(Dataset records)
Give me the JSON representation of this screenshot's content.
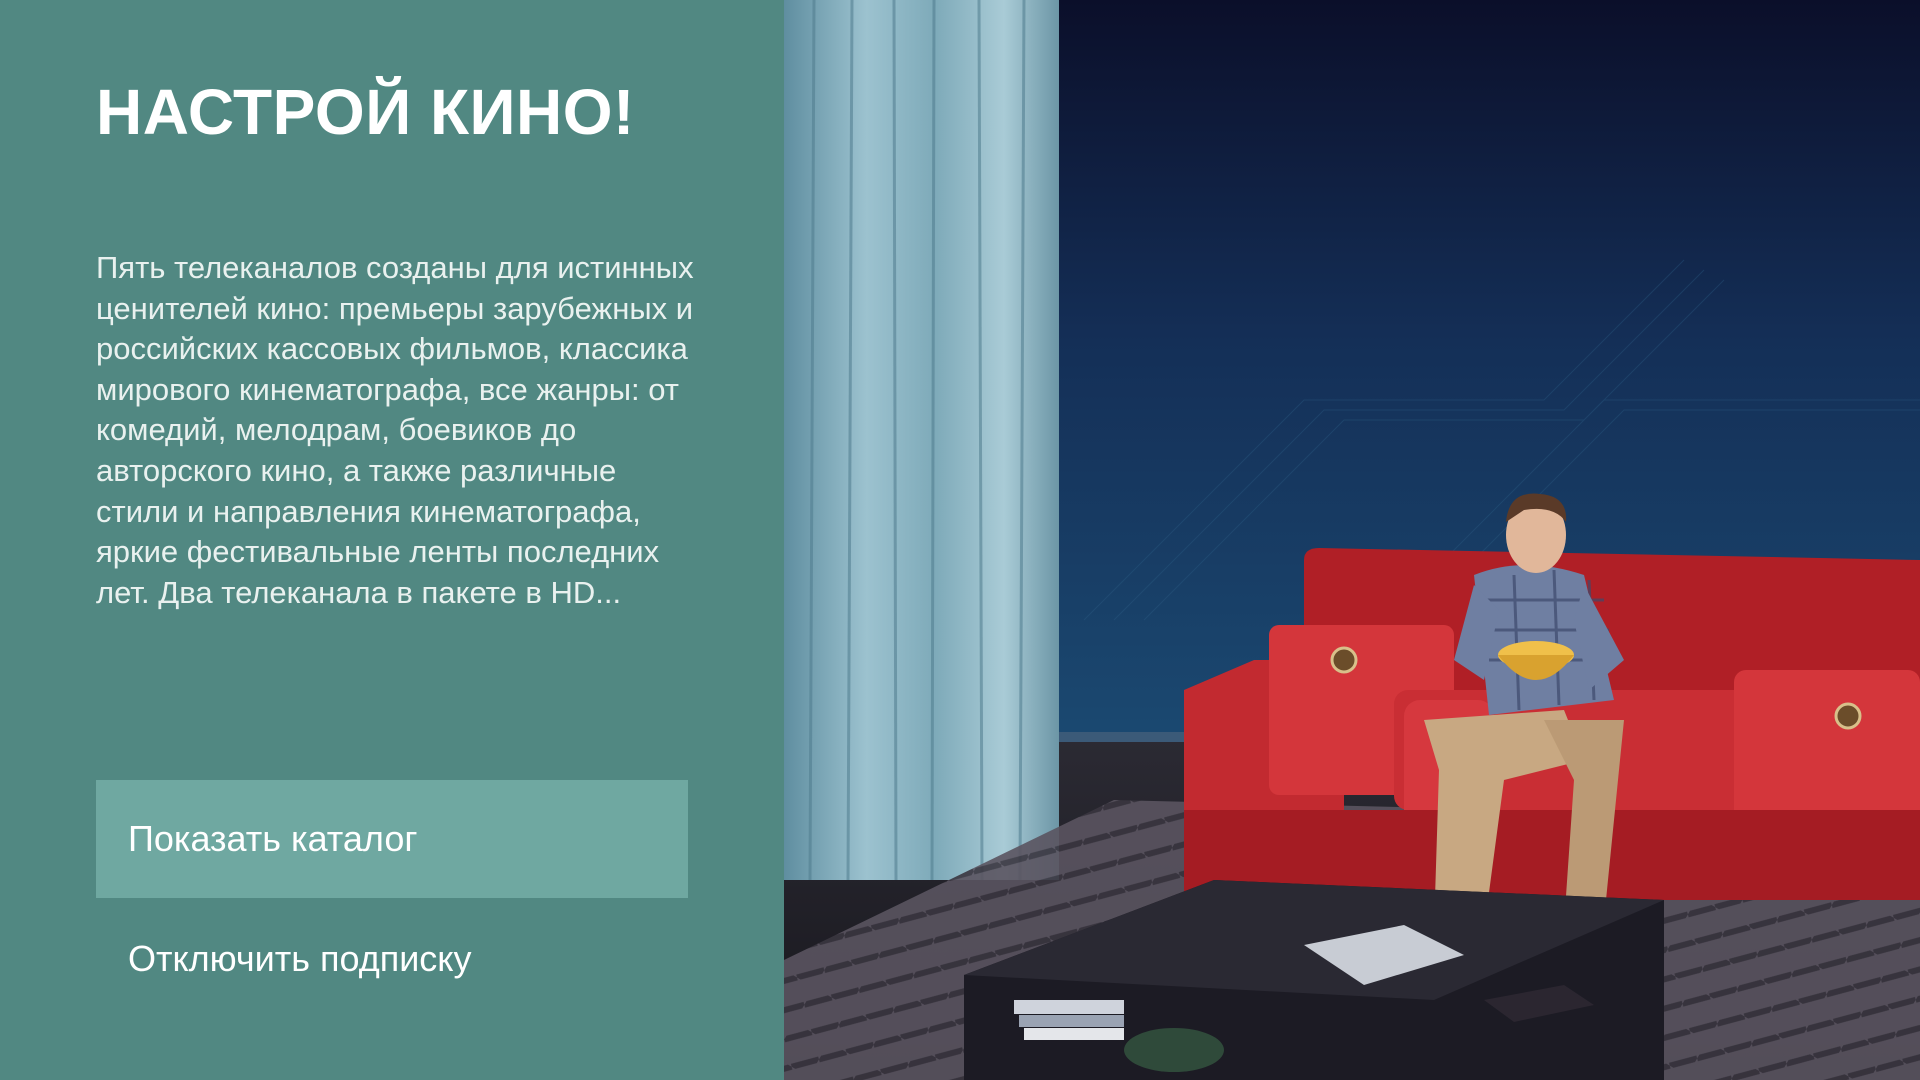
{
  "promo": {
    "title": "НАСТРОЙ КИНО!",
    "description": "Пять телеканалов созданы для истинных ценителей кино: премьеры зарубежных и российских кассовых фильмов, классика мирового кинематографа, все жанры: от комедий, мелодрам, боевиков до авторского кино, а также различные стили и направления кинематографа, яркие фестивальные ленты последних лет. Два телеканала в пакете в HD...",
    "primary_button": "Показать каталог",
    "secondary_button": "Отключить подписку"
  },
  "colors": {
    "panel_bg": "#518882",
    "primary_button_bg": "#6fa8a1",
    "text": "#ffffff"
  },
  "hero_image": {
    "subject": "man-with-popcorn-on-red-sofa"
  }
}
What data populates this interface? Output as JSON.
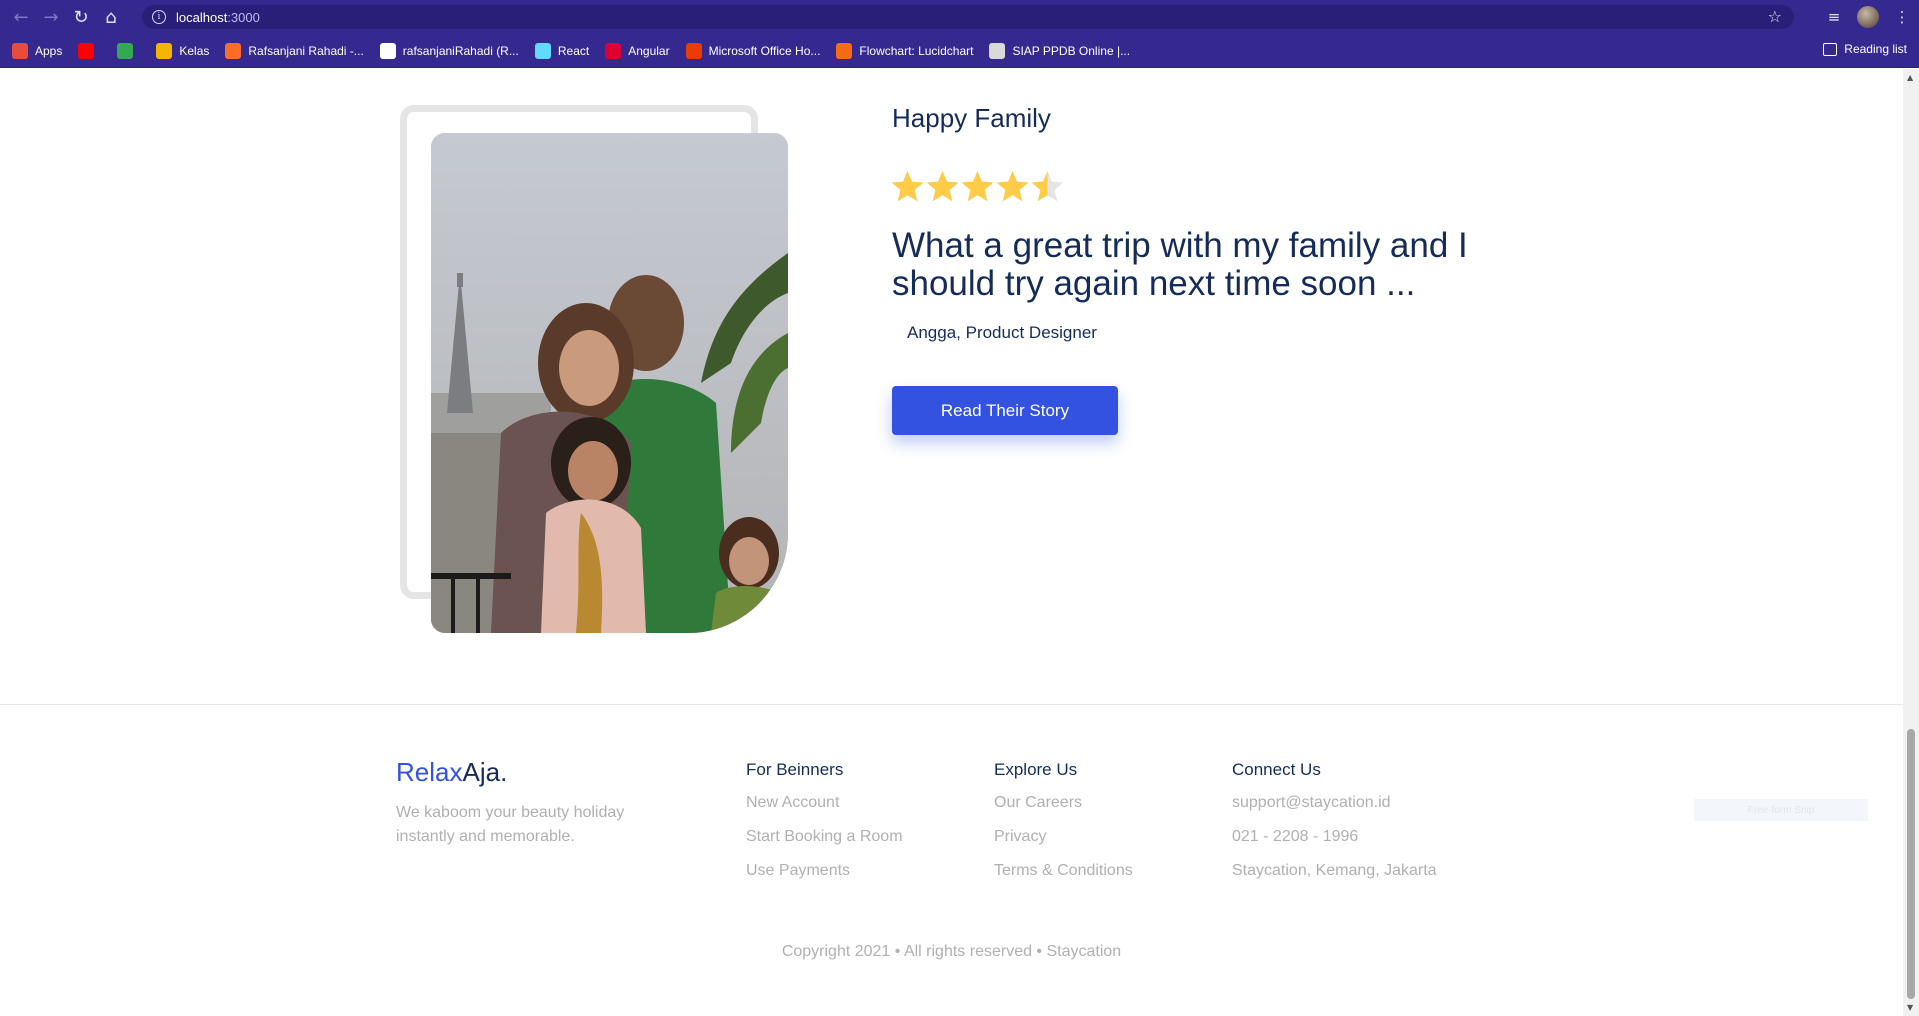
{
  "browser": {
    "url_host": "localhost",
    "url_port": ":3000",
    "bookmarks": [
      {
        "label": "Apps",
        "icon": "apps-grid-icon",
        "color": "#e84c3d"
      },
      {
        "label": "",
        "icon": "youtube-icon",
        "color": "#ff0000"
      },
      {
        "label": "",
        "icon": "google-drive-icon",
        "color": "#34a853"
      },
      {
        "label": "Kelas",
        "icon": "classroom-icon",
        "color": "#f4b400"
      },
      {
        "label": "Rafsanjani Rahadi -...",
        "icon": "gitlab-icon",
        "color": "#fc6d26"
      },
      {
        "label": "rafsanjaniRahadi (R...",
        "icon": "github-icon",
        "color": "#ffffff"
      },
      {
        "label": "React",
        "icon": "react-icon",
        "color": "#61dafb"
      },
      {
        "label": "Angular",
        "icon": "angular-icon",
        "color": "#dd0031"
      },
      {
        "label": "Microsoft Office Ho...",
        "icon": "office-icon",
        "color": "#eb3c00"
      },
      {
        "label": "Flowchart: Lucidchart",
        "icon": "lucidchart-icon",
        "color": "#f96b13"
      },
      {
        "label": "SIAP PPDB Online |...",
        "icon": "ppdb-icon",
        "color": "#d9d9d9"
      }
    ],
    "reading_list": "Reading list"
  },
  "testimonial": {
    "title": "Happy Family",
    "rating": 4.5,
    "rating_max": 5,
    "quote": "What a great trip with my family and I should try again next time soon ...",
    "author": "Angga, Product Designer",
    "button_label": "Read Their Story",
    "star_color": "#ffcc47",
    "star_empty_color": "#e5e5e5"
  },
  "footer": {
    "brand_part1": "Relax",
    "brand_part2": "Aja.",
    "tagline": "We kaboom your beauty holiday instantly and memorable.",
    "columns": [
      {
        "heading": "For Beinners",
        "links": [
          "New Account",
          "Start Booking a Room",
          "Use Payments"
        ]
      },
      {
        "heading": "Explore Us",
        "links": [
          "Our Careers",
          "Privacy",
          "Terms & Conditions"
        ]
      },
      {
        "heading": "Connect Us",
        "links": [
          "support@staycation.id",
          "021 - 2208 - 1996",
          "Staycation, Kemang, Jakarta"
        ]
      }
    ],
    "faint_label": "Free-form Snip",
    "copyright": "Copyright 2021 • All rights reserved • Staycation"
  },
  "colors": {
    "accent": "#3252df",
    "heading": "#152c5b",
    "muted": "#b0b0b0",
    "chrome": "#35288f"
  }
}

Prompt: The word "this" may appear on some lines. Report how many lines hold it, giving the number alone.

Full output: 2